***** Provided passage *****

Dr Kevin Beurle (19 January 1956 – 29 May 2009) was a British space scientist and programmer at Queen Mary, University of London, who played a key role in the Cassini–Huygens mission to study Saturn and its moons. He was a specialist in space imaging systems. He was the lead Cassini programmer at QMUL, developing software and designing the spacecraft's observation sequences.

Life
Beurle had one daughter, Angharad, born in 1983, and was a fifth-generation vegetarian. He was a keen scuba diver amongst other water sports. He began formal diving training in 1997 and trained up to the level of PADI Staff Instructor by the time of his death. He was also an enthusiastic mountaineer and skier.

In 2005, Beurle was on the Oval train during the failed 21 July 2005 London bombings.

***** Items *****

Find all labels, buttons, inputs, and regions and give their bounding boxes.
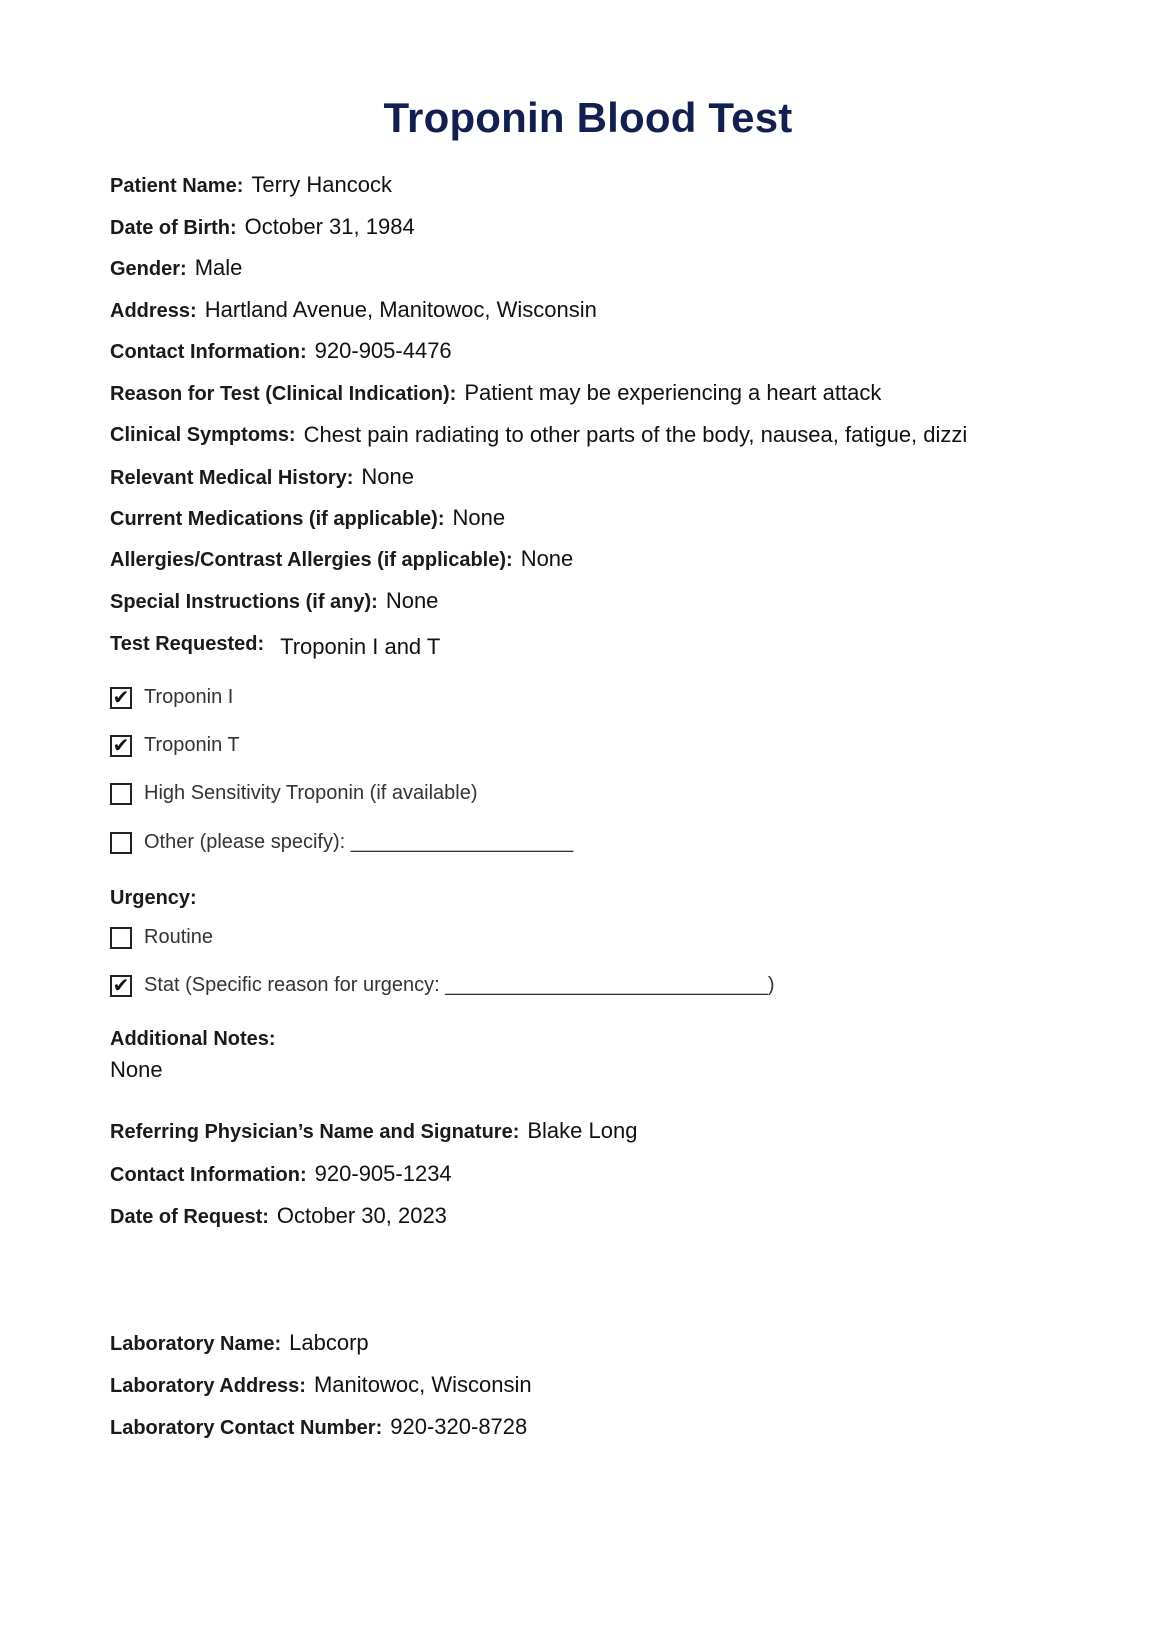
lab-contact-value: 920-320-8728 [390,1414,528,1439]
checkbox-label: Routine [144,926,213,948]
physician-contact-row [110,1161,452,1188]
patient-contact-row [110,338,452,365]
history-label: Relevant Medical History: [110,467,354,489]
lab-contact-row [110,1414,527,1441]
checkbox-row-routine[interactable] [110,926,213,949]
checkbox-troponin-i[interactable]: ✔ [110,687,132,709]
allergies-value: None [520,546,574,571]
urgency-label: Urgency: [110,887,197,909]
request-date-row [110,1203,447,1230]
patient-name-row [110,172,392,199]
patient-contact-label: Contact Information: [110,341,307,363]
allergies-label: Allergies/Contrast Allergies (if applicable): [110,549,513,571]
symptoms-row [110,422,967,448]
gender-label: Gender: [110,258,187,280]
address-value: Hartland Avenue, Manitowoc, Wisconsin [204,297,597,322]
medications-label: Current Medications (if applicable): [110,508,445,530]
test-requested-label: Test Requested: [110,633,265,655]
address-label: Address: [110,300,197,322]
address-row [110,297,597,324]
lab-name-value: Labcorp [289,1330,369,1355]
symptoms-value: Chest pain radiating to other parts of the body, nausea, fatigue, dizzi [303,422,968,447]
instructions-row [110,588,438,615]
symptoms-label: Clinical Symptoms: [110,424,296,446]
history-value: None [361,464,415,489]
checkbox-high-sensitivity[interactable] [110,783,132,805]
gender-value: Male [194,255,243,280]
reason-row [110,380,881,407]
checkbox-row-troponin-i[interactable] [110,686,233,709]
checkbox-label: Stat (Specific reason for urgency: _____________________________) [144,974,775,996]
page-title: Troponin Blood Test [383,94,793,141]
test-requested-value: Troponin I and T [280,634,441,659]
request-date-label: Date of Request: [110,1206,269,1228]
urgency-heading [110,885,197,911]
checkbox-other[interactable] [110,832,132,854]
medications-row [110,505,505,532]
lab-name-row [110,1330,369,1357]
checkbox-row-troponin-t[interactable] [110,734,240,757]
allergies-row [110,546,573,573]
notes-value: None [110,1057,163,1082]
physician-name-value: Blake Long [527,1118,638,1143]
checkbox-label: Troponin T [144,734,240,756]
reason-label: Reason for Test (Clinical Indication): [110,383,457,405]
physician-contact-label: Contact Information: [110,1164,307,1186]
physician-name-label: Referring Physician’s Name and Signature: [110,1121,520,1143]
test-requested-row [110,630,440,657]
history-row [110,464,414,491]
checkbox-troponin-t[interactable]: ✔ [110,735,132,757]
physician-name-row [110,1118,637,1145]
checkbox-row-stat[interactable] [110,974,774,997]
instructions-value: None [385,588,439,613]
checkbox-label: Troponin I [144,686,234,708]
checkbox-routine[interactable] [110,927,132,949]
notes-label: Additional Notes: [110,1028,276,1050]
dob-value: October 31, 1984 [244,214,415,239]
lab-name-label: Laboratory Name: [110,1333,282,1355]
checkbox-label: High Sensitivity Troponin (if available) [144,782,478,804]
checkbox-label: Other (please specify): ____________________ [144,831,574,853]
patient-name-label: Patient Name: [110,175,244,197]
reason-value: Patient may be experiencing a heart attack [464,380,882,405]
dob-label: Date of Birth: [110,217,237,239]
lab-address-row [110,1372,532,1399]
request-date-value: October 30, 2023 [276,1203,447,1228]
patient-name-value: Terry Hancock [251,172,392,197]
lab-address-label: Laboratory Address: [110,1375,306,1397]
checkbox-row-other[interactable] [110,831,573,854]
gender-row [110,255,242,282]
patient-contact-value: 920-905-4476 [314,338,452,363]
medications-value: None [452,505,506,530]
lab-contact-label: Laboratory Contact Number: [110,1417,383,1439]
checkbox-row-high-sensitivity[interactable] [110,782,478,805]
checkbox-stat[interactable]: ✔ [110,975,132,997]
dob-row [110,214,415,241]
instructions-label: Special Instructions (if any): [110,591,378,613]
physician-contact-value: 920-905-1234 [314,1161,452,1186]
lab-address-value: Manitowoc, Wisconsin [313,1372,532,1397]
notes-heading [110,1026,276,1052]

*****

#### [Set of tasks]
1. According to the biography, what diving level had Beurle reached by the time of his death?
2. Transcribe the biography word for word, starting with "Dr Kevin Beurle" and going on through "mountaineer and skier.".
3. Say whether each statement agrees with the biography: (a) Beurle began formal diving training in 1997. (b) Beurle had two daughters. (c) Beurle was the lead Cassini programmer at NASA.

#### [Answer list]
1. PADI Staff Instructor

2.
Dr Kevin Beurle (19 January 1956 – 29 May 2009) was a British space scientist and programmer at Queen Mary, University of London, who played a key role in the Cassini–Huygens mission to study Saturn and its moons. He was a specialist in space imaging systems. He was the lead Cassini programmer at QMUL, developing software and designing the spacecraft's observation sequences.

Life
Beurle had one daughter, Angharad, born in 1983, and was a fifth-generation vegetarian. He was a keen scuba diver amongst other water sports. He began formal diving training in 1997 and trained up to the level of PADI Staff Instructor by the time of his death. He was also an enthusiastic mountaineer and skier.

3.
(a) Yes: "He began formal diving training in 1997"
(b) No: "Beurle had one daughter, Angharad, born in 1983"
(c) No: "He was the lead Cassini programmer at QMUL"